**ENTRIES:**

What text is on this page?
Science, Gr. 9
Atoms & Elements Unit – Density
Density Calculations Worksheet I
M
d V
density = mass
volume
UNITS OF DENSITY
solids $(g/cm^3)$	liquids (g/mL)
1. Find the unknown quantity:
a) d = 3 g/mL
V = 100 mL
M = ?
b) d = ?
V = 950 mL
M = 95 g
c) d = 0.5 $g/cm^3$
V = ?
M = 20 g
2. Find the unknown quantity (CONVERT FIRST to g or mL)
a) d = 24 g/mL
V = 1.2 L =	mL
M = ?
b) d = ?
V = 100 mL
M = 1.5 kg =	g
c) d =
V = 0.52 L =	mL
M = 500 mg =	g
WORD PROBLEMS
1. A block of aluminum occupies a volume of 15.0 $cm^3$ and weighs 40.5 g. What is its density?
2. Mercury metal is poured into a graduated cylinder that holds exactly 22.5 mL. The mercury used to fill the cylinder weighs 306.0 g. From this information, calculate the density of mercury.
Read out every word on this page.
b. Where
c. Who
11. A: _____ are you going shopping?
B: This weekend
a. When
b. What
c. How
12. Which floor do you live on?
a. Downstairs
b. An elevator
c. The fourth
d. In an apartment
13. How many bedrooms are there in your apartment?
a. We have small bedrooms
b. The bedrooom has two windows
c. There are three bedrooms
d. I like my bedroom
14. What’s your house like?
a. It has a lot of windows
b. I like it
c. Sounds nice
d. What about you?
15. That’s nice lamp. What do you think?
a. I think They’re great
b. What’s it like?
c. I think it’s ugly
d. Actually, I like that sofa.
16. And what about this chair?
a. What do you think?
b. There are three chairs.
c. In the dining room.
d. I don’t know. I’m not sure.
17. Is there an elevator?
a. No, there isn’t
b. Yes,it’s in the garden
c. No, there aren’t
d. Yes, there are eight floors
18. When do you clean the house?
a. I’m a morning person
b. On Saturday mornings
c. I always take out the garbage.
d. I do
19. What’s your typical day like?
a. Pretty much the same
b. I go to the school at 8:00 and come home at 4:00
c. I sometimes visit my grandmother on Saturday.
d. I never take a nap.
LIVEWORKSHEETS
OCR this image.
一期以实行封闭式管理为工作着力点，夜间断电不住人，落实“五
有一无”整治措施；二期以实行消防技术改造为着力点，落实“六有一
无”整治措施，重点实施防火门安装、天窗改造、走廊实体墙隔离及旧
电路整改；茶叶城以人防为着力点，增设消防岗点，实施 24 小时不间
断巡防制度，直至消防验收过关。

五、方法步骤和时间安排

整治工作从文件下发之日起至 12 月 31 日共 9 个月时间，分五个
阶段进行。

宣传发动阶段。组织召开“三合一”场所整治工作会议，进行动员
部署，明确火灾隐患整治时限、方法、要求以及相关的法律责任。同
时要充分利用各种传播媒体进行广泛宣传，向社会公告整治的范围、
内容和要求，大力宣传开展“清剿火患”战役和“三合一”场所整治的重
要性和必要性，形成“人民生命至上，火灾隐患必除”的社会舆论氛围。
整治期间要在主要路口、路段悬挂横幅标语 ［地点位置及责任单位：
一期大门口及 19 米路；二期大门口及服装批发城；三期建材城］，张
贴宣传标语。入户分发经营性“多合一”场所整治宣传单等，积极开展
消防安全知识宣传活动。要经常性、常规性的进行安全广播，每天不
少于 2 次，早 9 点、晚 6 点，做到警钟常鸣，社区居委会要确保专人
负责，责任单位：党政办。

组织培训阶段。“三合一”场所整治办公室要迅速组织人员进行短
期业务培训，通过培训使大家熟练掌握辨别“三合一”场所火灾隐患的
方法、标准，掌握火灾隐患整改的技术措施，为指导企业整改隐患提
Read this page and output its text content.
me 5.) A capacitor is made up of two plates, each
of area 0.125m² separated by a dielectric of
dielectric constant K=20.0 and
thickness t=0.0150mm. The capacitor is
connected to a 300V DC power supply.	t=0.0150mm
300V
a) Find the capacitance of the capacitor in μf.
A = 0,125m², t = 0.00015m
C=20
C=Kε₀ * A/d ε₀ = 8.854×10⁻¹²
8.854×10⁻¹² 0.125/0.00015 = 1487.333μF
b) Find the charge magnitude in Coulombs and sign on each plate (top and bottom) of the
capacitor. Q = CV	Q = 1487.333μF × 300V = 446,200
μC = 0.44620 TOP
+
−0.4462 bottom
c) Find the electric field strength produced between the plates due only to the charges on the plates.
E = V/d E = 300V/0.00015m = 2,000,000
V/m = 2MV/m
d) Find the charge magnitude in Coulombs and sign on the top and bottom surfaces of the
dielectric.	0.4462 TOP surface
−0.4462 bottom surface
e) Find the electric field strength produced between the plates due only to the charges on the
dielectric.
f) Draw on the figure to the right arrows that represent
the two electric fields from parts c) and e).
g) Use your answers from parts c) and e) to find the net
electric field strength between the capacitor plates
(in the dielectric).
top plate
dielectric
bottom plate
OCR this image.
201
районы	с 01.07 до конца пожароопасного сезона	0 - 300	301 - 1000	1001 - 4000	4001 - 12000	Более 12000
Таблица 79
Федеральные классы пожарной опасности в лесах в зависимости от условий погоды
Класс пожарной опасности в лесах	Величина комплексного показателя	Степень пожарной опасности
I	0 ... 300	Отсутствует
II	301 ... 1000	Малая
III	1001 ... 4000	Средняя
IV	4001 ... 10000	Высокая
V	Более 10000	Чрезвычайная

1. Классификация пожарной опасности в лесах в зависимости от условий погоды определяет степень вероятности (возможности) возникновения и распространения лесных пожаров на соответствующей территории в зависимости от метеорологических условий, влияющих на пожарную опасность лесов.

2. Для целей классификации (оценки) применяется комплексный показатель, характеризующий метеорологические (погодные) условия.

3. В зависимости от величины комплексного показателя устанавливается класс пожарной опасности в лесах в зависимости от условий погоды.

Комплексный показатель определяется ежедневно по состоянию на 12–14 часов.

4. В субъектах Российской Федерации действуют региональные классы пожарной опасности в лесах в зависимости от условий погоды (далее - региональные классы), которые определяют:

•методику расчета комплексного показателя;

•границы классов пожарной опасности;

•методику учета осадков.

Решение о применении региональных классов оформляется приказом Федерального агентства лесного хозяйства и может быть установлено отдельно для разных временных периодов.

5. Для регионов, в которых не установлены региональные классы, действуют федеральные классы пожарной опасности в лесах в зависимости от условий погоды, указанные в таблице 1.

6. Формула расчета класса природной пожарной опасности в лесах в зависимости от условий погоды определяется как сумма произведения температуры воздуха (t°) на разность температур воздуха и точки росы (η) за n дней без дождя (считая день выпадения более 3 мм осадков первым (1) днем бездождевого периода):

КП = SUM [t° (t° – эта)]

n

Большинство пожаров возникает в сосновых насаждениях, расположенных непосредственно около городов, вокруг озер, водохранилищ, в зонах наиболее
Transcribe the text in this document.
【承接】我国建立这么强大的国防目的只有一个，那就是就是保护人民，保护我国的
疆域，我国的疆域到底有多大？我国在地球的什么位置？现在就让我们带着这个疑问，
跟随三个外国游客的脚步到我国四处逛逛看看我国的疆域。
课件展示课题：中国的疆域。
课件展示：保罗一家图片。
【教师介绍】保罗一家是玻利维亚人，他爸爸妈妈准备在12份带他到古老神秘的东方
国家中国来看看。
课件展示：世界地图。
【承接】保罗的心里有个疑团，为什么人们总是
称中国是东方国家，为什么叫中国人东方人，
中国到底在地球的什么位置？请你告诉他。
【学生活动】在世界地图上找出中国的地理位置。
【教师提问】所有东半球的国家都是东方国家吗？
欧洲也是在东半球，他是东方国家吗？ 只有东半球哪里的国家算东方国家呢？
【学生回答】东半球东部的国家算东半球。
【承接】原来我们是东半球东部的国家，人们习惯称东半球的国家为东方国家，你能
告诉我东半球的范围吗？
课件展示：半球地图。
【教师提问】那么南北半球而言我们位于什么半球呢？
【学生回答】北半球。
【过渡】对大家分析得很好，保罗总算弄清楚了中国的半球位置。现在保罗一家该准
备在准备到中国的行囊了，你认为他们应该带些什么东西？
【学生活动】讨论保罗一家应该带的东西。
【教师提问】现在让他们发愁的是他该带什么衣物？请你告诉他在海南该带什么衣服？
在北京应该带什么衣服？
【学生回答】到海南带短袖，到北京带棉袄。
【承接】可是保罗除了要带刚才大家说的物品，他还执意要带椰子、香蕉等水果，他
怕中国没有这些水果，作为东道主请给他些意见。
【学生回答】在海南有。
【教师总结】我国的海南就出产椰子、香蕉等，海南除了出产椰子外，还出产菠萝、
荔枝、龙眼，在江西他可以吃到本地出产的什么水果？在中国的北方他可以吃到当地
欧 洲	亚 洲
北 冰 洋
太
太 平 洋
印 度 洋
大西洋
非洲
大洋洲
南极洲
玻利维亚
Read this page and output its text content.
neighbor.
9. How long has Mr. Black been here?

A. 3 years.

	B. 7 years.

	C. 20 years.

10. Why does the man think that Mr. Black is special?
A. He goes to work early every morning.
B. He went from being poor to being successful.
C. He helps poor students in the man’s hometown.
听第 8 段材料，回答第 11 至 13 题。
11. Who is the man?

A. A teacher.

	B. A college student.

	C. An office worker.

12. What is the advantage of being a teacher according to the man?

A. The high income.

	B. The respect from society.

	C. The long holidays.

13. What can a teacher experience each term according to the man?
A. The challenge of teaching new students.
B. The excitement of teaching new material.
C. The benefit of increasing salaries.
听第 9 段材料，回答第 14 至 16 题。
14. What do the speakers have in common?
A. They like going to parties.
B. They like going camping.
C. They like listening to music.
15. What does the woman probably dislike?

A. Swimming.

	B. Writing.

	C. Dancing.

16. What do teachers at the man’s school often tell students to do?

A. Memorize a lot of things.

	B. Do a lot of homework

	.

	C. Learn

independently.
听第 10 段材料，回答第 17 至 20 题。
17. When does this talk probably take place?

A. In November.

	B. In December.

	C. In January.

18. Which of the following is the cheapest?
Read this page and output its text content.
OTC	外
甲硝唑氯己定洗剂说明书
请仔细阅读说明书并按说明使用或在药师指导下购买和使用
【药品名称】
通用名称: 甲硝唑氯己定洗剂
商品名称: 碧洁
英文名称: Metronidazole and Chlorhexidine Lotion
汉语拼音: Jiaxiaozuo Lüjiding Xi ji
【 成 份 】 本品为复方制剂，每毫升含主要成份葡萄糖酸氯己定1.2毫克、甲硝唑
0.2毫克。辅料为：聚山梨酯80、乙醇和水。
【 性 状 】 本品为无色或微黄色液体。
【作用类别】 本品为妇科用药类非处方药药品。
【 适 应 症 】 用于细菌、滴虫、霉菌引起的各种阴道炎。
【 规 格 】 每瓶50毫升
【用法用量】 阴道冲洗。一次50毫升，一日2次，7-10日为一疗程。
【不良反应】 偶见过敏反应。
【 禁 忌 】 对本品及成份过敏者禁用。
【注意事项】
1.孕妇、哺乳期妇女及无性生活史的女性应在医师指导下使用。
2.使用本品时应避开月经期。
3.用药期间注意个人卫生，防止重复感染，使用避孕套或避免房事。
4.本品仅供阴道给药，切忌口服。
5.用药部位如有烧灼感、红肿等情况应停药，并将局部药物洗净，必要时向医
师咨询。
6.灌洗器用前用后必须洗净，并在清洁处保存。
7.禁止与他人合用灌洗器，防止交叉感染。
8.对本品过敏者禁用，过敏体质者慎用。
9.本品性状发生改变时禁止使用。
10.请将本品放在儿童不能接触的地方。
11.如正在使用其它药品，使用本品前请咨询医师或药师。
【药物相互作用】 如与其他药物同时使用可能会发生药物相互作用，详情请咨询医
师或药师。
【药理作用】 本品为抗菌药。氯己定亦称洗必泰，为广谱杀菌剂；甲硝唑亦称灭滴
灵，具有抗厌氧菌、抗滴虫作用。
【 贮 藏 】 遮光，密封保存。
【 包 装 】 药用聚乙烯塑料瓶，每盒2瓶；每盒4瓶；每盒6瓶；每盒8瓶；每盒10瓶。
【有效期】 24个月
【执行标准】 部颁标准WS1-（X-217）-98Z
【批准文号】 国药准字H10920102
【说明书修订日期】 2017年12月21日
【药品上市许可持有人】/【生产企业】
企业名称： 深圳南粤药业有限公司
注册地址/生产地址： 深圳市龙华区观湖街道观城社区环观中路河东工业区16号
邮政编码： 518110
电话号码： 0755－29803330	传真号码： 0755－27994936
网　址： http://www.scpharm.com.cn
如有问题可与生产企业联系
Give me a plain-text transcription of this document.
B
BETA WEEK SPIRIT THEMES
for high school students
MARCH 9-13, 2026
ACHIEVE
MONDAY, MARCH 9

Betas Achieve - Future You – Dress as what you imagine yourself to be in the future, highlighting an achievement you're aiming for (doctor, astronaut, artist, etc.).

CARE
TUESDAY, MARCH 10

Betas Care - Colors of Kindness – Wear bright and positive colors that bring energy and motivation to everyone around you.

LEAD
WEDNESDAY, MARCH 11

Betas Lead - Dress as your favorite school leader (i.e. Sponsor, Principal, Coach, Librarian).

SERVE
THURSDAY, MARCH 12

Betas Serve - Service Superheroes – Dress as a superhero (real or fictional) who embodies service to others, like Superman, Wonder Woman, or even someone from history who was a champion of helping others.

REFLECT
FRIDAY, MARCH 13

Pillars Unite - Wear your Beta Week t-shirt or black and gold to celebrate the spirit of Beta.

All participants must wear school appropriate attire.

**THE REQUEST:** Select the lines in this material that hold the word "методику", leaving none out.

**SOLUTION TO THE EXERCISE:**
•методику расчета комплексного показателя;
•методику учета осадков.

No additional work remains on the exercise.